- Entries
'''

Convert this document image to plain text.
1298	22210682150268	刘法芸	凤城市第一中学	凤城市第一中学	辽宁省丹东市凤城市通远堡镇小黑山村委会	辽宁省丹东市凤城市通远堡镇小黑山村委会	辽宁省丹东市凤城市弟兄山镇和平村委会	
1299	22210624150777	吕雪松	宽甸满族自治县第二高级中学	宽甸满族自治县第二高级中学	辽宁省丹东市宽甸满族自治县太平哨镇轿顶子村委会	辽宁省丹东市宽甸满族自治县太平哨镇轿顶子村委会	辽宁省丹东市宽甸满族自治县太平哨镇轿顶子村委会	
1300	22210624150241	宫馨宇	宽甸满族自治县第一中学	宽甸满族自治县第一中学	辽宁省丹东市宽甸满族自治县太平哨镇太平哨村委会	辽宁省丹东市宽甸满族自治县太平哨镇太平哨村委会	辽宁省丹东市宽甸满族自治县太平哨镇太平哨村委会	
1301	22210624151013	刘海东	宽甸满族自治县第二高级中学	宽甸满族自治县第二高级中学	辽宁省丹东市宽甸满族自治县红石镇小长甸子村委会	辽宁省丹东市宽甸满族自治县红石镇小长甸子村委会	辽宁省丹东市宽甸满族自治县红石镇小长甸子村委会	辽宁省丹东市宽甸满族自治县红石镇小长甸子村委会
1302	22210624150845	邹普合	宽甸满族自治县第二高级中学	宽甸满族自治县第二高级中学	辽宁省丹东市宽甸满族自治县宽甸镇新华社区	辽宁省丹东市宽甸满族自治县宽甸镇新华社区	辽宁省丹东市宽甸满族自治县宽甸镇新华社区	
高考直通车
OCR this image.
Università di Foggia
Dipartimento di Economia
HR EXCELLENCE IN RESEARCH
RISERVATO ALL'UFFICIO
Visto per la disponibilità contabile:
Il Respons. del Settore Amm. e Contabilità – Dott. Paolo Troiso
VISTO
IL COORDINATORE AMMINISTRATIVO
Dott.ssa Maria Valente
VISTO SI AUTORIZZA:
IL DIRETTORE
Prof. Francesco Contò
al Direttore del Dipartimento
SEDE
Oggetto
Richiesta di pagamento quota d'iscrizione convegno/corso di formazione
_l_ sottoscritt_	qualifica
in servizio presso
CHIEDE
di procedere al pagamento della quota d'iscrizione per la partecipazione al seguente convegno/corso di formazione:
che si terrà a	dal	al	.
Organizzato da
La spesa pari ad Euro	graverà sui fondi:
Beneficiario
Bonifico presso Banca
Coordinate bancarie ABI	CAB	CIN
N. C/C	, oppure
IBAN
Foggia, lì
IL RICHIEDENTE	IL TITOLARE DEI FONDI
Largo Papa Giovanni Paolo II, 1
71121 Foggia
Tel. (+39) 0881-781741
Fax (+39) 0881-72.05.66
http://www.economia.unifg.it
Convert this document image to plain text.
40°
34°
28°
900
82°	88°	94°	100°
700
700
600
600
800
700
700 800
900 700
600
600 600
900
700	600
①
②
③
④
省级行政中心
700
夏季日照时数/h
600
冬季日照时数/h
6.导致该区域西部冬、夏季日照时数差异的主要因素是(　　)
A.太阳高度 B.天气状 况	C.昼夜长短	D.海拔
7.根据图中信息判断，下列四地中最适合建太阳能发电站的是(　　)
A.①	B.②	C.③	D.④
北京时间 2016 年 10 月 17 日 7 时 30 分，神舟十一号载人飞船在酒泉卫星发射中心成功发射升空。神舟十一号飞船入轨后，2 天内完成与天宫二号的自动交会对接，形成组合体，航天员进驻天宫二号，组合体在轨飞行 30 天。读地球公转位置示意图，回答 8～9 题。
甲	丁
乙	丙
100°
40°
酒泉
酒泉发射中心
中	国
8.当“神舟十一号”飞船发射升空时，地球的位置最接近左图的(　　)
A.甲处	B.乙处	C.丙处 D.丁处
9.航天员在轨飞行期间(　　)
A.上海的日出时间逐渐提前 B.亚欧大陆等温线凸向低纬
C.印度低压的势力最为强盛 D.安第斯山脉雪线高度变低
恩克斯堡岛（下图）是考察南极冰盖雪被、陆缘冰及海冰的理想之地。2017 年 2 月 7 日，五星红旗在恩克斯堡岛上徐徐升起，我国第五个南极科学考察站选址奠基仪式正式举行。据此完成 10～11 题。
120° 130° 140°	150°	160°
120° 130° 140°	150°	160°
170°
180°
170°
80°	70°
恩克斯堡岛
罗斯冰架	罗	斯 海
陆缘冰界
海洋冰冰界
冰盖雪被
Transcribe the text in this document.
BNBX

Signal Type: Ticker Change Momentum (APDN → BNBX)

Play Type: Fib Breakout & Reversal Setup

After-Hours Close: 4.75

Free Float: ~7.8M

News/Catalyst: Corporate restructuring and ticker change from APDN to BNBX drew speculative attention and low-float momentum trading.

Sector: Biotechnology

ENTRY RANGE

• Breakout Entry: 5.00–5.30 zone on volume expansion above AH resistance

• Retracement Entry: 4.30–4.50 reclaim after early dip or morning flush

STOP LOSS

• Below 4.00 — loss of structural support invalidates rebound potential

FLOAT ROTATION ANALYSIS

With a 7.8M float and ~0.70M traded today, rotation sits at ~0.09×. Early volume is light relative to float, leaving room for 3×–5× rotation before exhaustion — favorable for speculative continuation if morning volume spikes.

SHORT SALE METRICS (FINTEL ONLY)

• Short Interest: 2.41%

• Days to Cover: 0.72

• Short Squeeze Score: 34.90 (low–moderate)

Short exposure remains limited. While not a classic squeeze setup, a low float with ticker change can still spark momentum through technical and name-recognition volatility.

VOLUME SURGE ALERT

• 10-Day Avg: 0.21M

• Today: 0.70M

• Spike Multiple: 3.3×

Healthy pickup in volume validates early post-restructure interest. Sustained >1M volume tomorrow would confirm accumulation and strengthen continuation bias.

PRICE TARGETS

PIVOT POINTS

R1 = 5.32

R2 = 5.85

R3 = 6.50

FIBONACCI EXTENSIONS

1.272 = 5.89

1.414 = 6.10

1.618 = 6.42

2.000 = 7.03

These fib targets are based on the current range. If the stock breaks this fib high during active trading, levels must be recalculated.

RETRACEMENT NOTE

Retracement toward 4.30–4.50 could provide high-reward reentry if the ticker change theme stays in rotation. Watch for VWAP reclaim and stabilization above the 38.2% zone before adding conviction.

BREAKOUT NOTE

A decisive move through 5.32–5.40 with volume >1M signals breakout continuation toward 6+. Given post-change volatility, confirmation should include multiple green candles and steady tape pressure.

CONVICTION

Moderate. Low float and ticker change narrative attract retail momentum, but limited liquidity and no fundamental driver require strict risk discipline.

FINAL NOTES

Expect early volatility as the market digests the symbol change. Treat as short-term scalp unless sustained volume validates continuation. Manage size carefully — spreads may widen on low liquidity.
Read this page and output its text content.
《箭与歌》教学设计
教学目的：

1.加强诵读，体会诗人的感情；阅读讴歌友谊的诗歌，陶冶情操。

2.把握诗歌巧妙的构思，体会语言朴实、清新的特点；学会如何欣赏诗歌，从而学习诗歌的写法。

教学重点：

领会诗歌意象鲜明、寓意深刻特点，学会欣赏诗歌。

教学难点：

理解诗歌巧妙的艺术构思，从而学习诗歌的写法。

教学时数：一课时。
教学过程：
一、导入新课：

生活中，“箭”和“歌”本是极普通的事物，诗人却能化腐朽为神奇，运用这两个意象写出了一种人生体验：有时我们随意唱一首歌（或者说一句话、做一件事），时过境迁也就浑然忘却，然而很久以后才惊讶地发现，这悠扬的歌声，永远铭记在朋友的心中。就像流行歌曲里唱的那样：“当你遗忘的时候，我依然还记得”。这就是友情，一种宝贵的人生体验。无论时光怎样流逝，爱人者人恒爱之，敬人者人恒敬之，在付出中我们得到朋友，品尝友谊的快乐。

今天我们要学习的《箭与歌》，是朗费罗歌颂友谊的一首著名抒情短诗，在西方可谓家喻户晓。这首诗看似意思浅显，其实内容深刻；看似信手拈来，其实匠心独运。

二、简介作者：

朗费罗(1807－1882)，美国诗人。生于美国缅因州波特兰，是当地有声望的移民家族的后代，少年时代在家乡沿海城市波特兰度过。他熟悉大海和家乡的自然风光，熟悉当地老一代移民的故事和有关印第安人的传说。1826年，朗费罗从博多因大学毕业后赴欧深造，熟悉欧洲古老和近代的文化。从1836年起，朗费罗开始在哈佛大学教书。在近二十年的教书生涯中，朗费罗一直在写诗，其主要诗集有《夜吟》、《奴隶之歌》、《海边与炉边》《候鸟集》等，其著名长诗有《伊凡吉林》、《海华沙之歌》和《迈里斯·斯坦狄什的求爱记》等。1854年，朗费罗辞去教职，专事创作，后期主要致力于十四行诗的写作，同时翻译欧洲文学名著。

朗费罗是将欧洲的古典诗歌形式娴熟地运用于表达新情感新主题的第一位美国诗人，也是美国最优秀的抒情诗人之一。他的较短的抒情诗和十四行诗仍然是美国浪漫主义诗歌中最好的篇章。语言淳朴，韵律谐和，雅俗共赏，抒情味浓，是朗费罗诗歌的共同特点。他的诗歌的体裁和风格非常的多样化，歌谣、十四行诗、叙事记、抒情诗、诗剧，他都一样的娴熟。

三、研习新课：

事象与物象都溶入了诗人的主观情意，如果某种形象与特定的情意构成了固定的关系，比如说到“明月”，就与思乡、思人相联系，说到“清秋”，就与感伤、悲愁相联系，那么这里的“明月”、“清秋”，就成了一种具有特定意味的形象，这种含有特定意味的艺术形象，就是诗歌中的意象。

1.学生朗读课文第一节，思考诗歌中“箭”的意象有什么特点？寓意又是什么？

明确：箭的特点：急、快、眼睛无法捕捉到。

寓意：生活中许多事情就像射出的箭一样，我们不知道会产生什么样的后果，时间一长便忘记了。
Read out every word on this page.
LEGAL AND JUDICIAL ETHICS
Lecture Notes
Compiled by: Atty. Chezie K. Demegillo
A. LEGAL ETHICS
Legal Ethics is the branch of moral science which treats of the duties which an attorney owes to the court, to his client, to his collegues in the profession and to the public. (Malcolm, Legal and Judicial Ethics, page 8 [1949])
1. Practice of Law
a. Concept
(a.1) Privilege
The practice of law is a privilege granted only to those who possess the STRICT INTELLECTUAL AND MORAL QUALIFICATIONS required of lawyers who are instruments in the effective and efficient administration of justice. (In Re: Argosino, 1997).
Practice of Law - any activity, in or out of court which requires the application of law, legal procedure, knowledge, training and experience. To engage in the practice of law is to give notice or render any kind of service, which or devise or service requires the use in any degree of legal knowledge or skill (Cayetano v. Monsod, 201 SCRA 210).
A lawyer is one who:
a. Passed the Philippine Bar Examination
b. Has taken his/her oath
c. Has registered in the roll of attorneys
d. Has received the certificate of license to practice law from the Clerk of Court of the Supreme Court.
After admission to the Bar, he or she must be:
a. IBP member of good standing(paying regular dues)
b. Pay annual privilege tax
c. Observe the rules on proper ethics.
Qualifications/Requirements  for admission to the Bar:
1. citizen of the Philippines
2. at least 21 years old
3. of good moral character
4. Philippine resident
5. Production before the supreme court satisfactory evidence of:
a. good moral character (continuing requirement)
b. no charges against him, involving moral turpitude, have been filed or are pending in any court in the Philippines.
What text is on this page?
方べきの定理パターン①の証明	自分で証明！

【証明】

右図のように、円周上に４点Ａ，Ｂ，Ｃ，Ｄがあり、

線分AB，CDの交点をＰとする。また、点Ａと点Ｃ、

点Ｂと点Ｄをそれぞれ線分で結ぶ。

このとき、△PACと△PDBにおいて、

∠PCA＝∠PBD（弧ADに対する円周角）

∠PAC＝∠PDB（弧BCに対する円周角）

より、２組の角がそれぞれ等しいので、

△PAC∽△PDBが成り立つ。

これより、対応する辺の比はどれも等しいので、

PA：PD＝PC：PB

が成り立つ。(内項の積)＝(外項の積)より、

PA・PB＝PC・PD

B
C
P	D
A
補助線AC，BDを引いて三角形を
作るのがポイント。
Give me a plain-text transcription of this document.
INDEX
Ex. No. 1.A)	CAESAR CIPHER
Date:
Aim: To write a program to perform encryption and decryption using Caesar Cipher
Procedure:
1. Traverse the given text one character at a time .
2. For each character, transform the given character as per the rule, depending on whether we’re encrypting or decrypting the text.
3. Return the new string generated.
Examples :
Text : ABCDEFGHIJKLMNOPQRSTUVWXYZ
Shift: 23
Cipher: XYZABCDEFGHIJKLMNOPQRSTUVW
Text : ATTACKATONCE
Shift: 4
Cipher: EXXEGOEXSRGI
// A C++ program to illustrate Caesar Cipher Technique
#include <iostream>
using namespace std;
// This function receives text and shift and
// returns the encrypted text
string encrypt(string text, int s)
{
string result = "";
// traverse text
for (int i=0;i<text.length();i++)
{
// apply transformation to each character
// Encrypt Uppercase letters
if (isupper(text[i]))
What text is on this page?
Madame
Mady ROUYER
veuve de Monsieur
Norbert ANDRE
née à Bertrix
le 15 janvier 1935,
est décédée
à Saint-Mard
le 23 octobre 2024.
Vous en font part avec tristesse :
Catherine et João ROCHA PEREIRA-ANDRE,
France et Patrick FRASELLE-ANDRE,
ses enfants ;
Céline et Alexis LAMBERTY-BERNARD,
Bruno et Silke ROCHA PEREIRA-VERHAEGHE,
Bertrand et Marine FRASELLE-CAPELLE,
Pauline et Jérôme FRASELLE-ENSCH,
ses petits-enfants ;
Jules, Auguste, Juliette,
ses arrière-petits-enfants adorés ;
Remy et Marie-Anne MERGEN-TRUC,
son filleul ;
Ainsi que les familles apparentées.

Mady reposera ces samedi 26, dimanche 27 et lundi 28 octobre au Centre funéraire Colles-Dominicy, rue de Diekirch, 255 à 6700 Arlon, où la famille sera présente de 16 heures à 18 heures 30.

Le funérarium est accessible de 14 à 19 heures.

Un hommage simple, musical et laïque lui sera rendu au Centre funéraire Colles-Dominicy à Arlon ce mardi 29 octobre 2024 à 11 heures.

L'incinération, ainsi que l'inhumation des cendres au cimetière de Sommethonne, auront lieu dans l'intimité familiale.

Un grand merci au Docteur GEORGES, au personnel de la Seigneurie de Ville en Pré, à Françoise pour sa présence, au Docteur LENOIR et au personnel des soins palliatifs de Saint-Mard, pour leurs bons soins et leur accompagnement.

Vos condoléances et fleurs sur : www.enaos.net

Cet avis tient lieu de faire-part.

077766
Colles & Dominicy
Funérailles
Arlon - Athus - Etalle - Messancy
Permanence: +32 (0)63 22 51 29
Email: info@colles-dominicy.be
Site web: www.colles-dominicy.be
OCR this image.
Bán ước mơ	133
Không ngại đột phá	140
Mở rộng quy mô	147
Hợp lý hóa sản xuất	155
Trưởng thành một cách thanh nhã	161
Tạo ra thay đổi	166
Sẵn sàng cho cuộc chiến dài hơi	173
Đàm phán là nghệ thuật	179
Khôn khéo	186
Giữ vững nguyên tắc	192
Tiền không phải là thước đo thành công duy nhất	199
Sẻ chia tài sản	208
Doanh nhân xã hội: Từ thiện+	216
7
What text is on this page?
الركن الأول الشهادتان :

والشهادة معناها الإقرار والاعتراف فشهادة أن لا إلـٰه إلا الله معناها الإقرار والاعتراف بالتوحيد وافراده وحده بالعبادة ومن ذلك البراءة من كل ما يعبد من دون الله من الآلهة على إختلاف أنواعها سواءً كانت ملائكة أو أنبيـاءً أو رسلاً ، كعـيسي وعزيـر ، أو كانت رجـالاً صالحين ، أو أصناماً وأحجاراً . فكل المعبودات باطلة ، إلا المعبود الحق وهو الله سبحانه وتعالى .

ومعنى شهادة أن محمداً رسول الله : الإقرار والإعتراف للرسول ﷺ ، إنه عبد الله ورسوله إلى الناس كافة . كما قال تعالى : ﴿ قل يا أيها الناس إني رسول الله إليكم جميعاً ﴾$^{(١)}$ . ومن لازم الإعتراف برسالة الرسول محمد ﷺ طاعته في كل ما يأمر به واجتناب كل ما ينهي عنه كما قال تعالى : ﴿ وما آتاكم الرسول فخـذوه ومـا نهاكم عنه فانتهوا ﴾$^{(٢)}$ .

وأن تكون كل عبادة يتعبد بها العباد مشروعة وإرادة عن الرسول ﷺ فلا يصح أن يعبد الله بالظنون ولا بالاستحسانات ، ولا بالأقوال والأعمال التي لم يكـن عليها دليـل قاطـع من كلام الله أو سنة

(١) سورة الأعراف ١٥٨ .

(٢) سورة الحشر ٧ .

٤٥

'''

- Stated exercise
Which lines contain "limited"? Copy each of them out.

- Result below
Short exposure remains limited. While not a classic squeeze setup, a low float with ticker change can still spark momentum through technical and name-recognition volatility.
Moderate. Low float and ticker change narrative attract retail momentum, but limited liquidity and no fundamental driver require strict risk discipline.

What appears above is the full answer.